* Begin *

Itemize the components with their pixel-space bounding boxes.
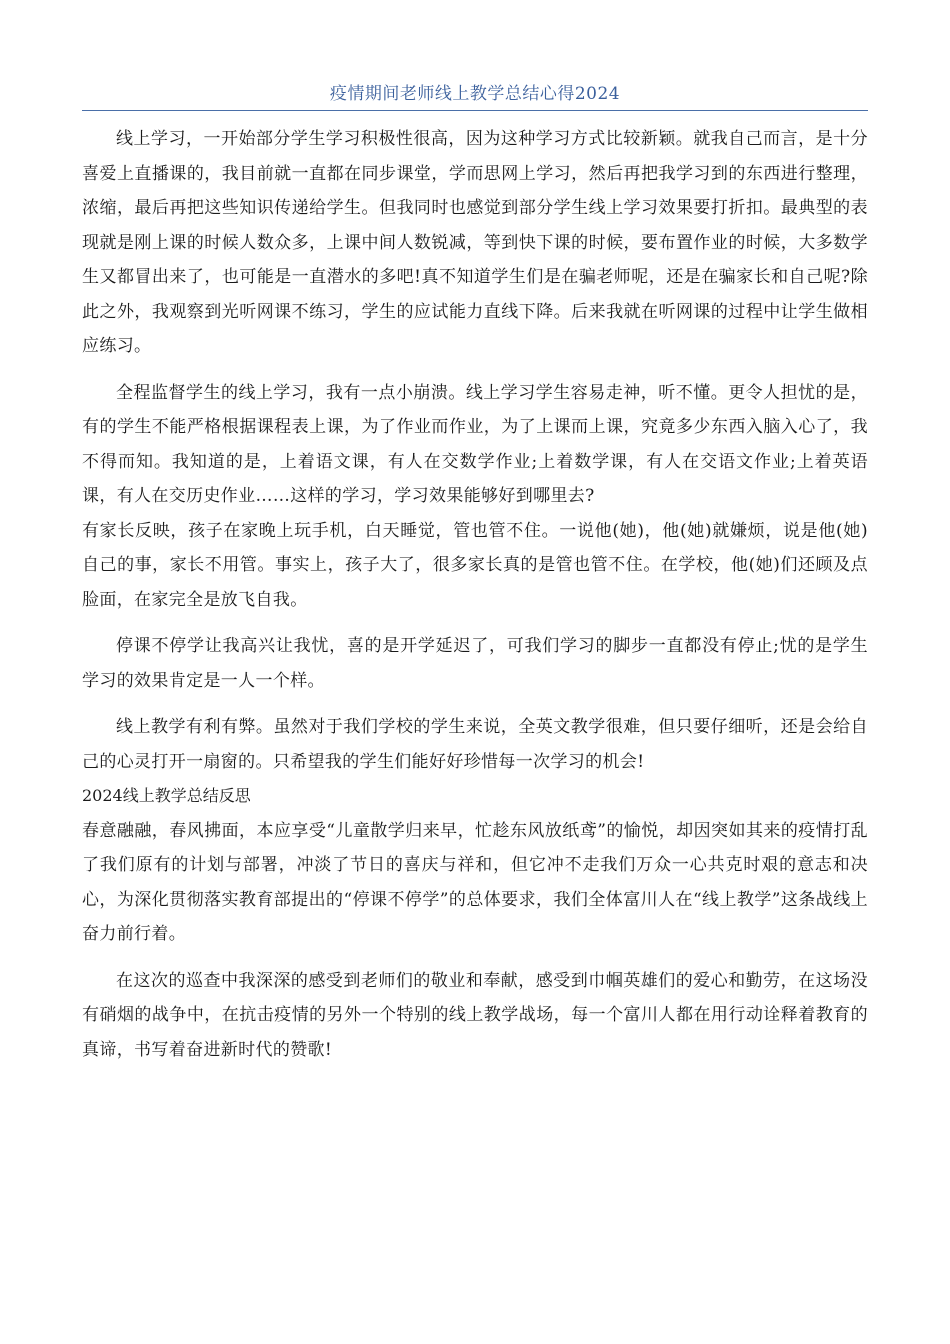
paragraph-spring: 春意融融，春风拂面，本应享受“儿童散学归来早，忙趁东风放纸鸢”的愉悦，却因突如其来的疫情打乱了我们原有的计划与部署，冲淡了节日的喜庆与祥和，但它冲不走我们万众一心共克时艰的意志和决心，为深化贯彻落实教育部提出的“停课不停学”的总体要求，我们全体富川人在“线上教学”这条战线上奋力前行着。 xyxy=(82,820,868,944)
section-heading-reflection: 2024线上教学总结反思 xyxy=(82,786,251,805)
paragraph-inspection: 在这次的巡查中我深深的感受到老师们的敬业和奉献，感受到巾帼英雄们的爱心和勤劳，在这场没有硝烟的战争中，在抗击疫情的另外一个特别的线上教学战场，每一个富川人都在用行动诠释着教育的真谛，书写着奋进新时代的赞歌! xyxy=(82,970,868,1060)
page-header xyxy=(82,80,868,111)
paragraph-joy-and-worry: 停课不停学让我高兴让我忧，喜的是开学延迟了，可我们学习的脚步一直都没有停止;忧的是学生学习的效果肯定是一人一个样。 xyxy=(82,636,868,691)
paragraph-supervision: 全程监督学生的线上学习，我有一点小崩溃。线上学习学生容易走神，听不懂。更令人担忧的是，有的学生不能严格根据课程表上课，为了作业而作业，为了上课而上课，究竟多少东西入脑入心了，我不得而知。我知道的是，上着语文课，有人在交数学作业;上着数学课，有人在交语文作业;上着英语课，有人在交历史作业……这样的学习，学习效果能够好到哪里去? xyxy=(82,382,868,506)
paragraph-online-learning: 线上学习，一开始部分学生学习积极性很高，因为这种学习方式比较新颖。就我自己而言，是十分喜爱上直播课的，我目前就一直都在同步课堂，学而思网上学习，然后再把我学习到的东西进行整理，浓缩，最后再把这些知识传递给学生。但我同时也感觉到部分学生线上学习效果要打折扣。最典型的表现就是刚上课的时候人数众多，上课中间人数锐减，等到快下课的时候，要布置作业的时候，大多数学生又都冒出来了，也可能是一直潜水的多吧!真不知道学生们是在骗老师呢，还是在骗家长和自己呢?除此之外，我观察到光听网课不练习，学生的应试能力直线下降。后来我就在听网课的过程中让学生做相应练习。 xyxy=(82,129,868,356)
paragraph-pros-and-cons: 线上教学有利有弊。虽然对于我们学校的学生来说，全英文教学很难，但只要仔细听，还是会给自己的心灵打开一扇窗的。只希望我的学生们能好好珍惜每一次学习的机会! xyxy=(82,717,868,772)
document-body xyxy=(82,122,868,1067)
document-title: 疫情期间老师线上教学总结心得2024 xyxy=(329,84,621,104)
paragraph-parents-feedback: 有家长反映，孩子在家晚上玩手机，白天睡觉，管也管不住。一说他(她)，他(她)就嫌烦，说是他(她)自己的事，家长不用管。事实上，孩子大了，很多家长真的是管也管不住。在学校，他(她)们还顾及点脸面，在家完全是放飞自我。 xyxy=(82,520,868,610)
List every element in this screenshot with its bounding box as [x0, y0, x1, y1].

* End *

*Exercise task*: State how many lines of the rows above contain the string "with".

*Solution for this exercise*: 2